*SHORT EXERCISE:*
Leaving out all images, write out the records that follow exactly.

*MATERIAL FOR THE TASK:*
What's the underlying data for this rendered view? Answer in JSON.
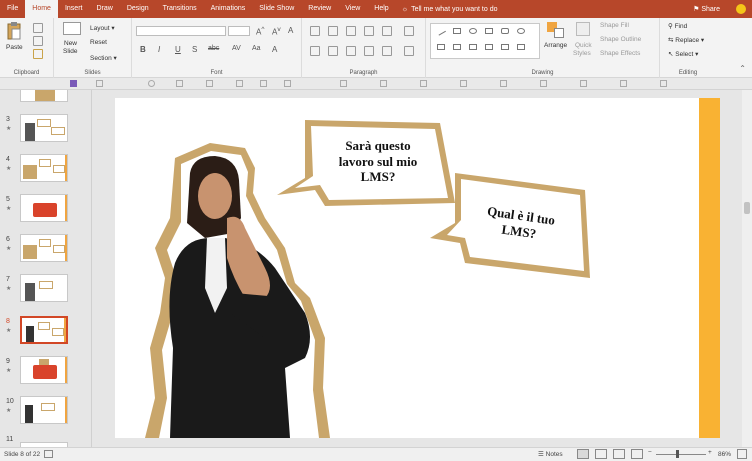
{
  "tabs": [
    "File",
    "Home",
    "Insert",
    "Draw",
    "Design",
    "Transitions",
    "Animations",
    "Slide Show",
    "Review",
    "View",
    "Help"
  ],
  "active_tab": "Home",
  "tell_me": "Tell me what you want to do",
  "share_label": "Share",
  "ribbon": {
    "clipboard": {
      "label": "Clipboard",
      "paste": "Paste"
    },
    "slides": {
      "label": "Slides",
      "new_slide_1": "New",
      "new_slide_2": "Slide",
      "layout": "Layout",
      "reset": "Reset",
      "section": "Section"
    },
    "font": {
      "label": "Font",
      "bold": "B",
      "italic": "I",
      "underline": "U",
      "strike": "S",
      "shadow": "abc",
      "spacing": "AV",
      "case": "Aa"
    },
    "paragraph": {
      "label": "Paragraph"
    },
    "drawing": {
      "label": "Drawing",
      "arrange": "Arrange",
      "quick_styles_1": "Quick",
      "quick_styles_2": "Styles",
      "shape_fill": "Shape Fill",
      "shape_outline": "Shape Outline",
      "shape_effects": "Shape Effects"
    },
    "editing": {
      "label": "Editing",
      "find": "Find",
      "replace": "Replace",
      "select": "Select"
    }
  },
  "thumbnails": [
    "3",
    "4",
    "5",
    "6",
    "7",
    "8",
    "9",
    "10",
    "11"
  ],
  "selected_slide": "8",
  "slide": {
    "bubble1_line1": "Sarà questo",
    "bubble1_line2": "lavoro sul mio",
    "bubble1_line3": "LMS?",
    "bubble2_line1": "Qual è il tuo",
    "bubble2_line2": "LMS?"
  },
  "status": {
    "slide_info": "Slide 8 of 22",
    "notes": "Notes",
    "zoom": "86%"
  },
  "colors": {
    "accent": "#b7472a",
    "stripe": "#f9b233",
    "cork": "#c9a66b"
  }
}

*ANSWER IN FULL:*
What's the underlying data for this rendered view? Answer in JSON.
{
  "tabs": [
    "File",
    "Home",
    "Insert",
    "Draw",
    "Design",
    "Transitions",
    "Animations",
    "Slide Show",
    "Review",
    "View",
    "Help"
  ],
  "active_tab": "Home",
  "tell_me": "Tell me what you want to do",
  "share_label": "Share",
  "ribbon": {
    "clipboard": {
      "label": "Clipboard",
      "paste": "Paste"
    },
    "slides": {
      "label": "Slides",
      "new_slide_1": "New",
      "new_slide_2": "Slide",
      "layout": "Layout",
      "reset": "Reset",
      "section": "Section"
    },
    "font": {
      "label": "Font",
      "bold": "B",
      "italic": "I",
      "underline": "U",
      "strike": "S",
      "shadow": "abc",
      "spacing": "AV",
      "case": "Aa"
    },
    "paragraph": {
      "label": "Paragraph"
    },
    "drawing": {
      "label": "Drawing",
      "arrange": "Arrange",
      "quick_styles_1": "Quick",
      "quick_styles_2": "Styles",
      "shape_fill": "Shape Fill",
      "shape_outline": "Shape Outline",
      "shape_effects": "Shape Effects"
    },
    "editing": {
      "label": "Editing",
      "find": "Find",
      "replace": "Replace",
      "select": "Select"
    }
  },
  "thumbnails": [
    "3",
    "4",
    "5",
    "6",
    "7",
    "8",
    "9",
    "10",
    "11"
  ],
  "selected_slide": "8",
  "slide": {
    "bubble1_line1": "Sarà questo",
    "bubble1_line2": "lavoro sul mio",
    "bubble1_line3": "LMS?",
    "bubble2_line1": "Qual è il tuo",
    "bubble2_line2": "LMS?"
  },
  "status": {
    "slide_info": "Slide 8 of 22",
    "notes": "Notes",
    "zoom": "86%"
  },
  "colors": {
    "accent": "#b7472a",
    "stripe": "#f9b233",
    "cork": "#c9a66b"
  }
}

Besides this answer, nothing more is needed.